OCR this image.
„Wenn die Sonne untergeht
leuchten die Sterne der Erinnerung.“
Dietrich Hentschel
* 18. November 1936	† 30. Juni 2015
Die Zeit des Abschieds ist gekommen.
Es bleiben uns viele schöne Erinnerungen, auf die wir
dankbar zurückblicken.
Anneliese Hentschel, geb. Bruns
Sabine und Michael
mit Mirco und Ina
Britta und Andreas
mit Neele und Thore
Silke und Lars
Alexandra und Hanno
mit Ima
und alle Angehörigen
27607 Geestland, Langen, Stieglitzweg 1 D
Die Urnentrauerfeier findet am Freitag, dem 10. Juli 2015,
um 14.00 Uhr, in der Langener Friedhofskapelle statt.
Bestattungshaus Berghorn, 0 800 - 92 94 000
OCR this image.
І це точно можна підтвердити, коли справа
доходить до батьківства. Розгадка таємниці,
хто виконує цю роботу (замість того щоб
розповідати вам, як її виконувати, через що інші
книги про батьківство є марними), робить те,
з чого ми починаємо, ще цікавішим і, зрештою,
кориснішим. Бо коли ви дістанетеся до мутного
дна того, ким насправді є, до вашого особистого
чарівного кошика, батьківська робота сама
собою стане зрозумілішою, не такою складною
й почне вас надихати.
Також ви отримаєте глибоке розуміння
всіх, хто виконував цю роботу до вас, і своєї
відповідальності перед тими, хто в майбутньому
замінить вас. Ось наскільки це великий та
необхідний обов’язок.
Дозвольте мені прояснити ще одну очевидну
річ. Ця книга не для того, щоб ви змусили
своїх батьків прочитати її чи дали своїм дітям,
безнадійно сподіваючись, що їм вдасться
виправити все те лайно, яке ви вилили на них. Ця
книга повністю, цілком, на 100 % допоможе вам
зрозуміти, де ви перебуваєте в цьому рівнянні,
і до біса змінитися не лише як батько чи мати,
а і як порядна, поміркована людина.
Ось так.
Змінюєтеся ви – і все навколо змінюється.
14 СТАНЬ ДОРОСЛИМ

• **Exercise**
Print the records above in full, exactly.

• **Answer below**
OCR this image.
„Wenn die Sonne untergeht
leuchten die Sterne der Erinnerung.“
Dietrich Hentschel
* 18. November 1936	† 30. Juni 2015
Die Zeit des Abschieds ist gekommen.
Es bleiben uns viele schöne Erinnerungen, auf die wir
dankbar zurückblicken.
Anneliese Hentschel, geb. Bruns
Sabine und Michael
mit Mirco und Ina
Britta und Andreas
mit Neele und Thore
Silke und Lars
Alexandra und Hanno
mit Ima
und alle Angehörigen
27607 Geestland, Langen, Stieglitzweg 1 D
Die Urnentrauerfeier findet am Freitag, dem 10. Juli 2015,
um 14.00 Uhr, in der Langener Friedhofskapelle statt.
Bestattungshaus Berghorn, 0 800 - 92 94 000
OCR this image.
І це точно можна підтвердити, коли справа
доходить до батьківства. Розгадка таємниці,
хто виконує цю роботу (замість того щоб
розповідати вам, як її виконувати, через що інші
книги про батьківство є марними), робить те,
з чого ми починаємо, ще цікавішим і, зрештою,
кориснішим. Бо коли ви дістанетеся до мутного
дна того, ким насправді є, до вашого особистого
чарівного кошика, батьківська робота сама
собою стане зрозумілішою, не такою складною
й почне вас надихати.
Також ви отримаєте глибоке розуміння
всіх, хто виконував цю роботу до вас, і своєї
відповідальності перед тими, хто в майбутньому
замінить вас. Ось наскільки це великий та
необхідний обов’язок.
Дозвольте мені прояснити ще одну очевидну
річ. Ця книга не для того, щоб ви змусили
своїх батьків прочитати її чи дали своїм дітям,
безнадійно сподіваючись, що їм вдасться
виправити все те лайно, яке ви вилили на них. Ця
книга повністю, цілком, на 100 % допоможе вам
зрозуміти, де ви перебуваєте в цьому рівнянні,
і до біса змінитися не лише як батько чи мати,
а і як порядна, поміркована людина.
Ось так.
Змінюєтеся ви – і все навколо змінюється.
14 СТАНЬ ДОРОСЛИМ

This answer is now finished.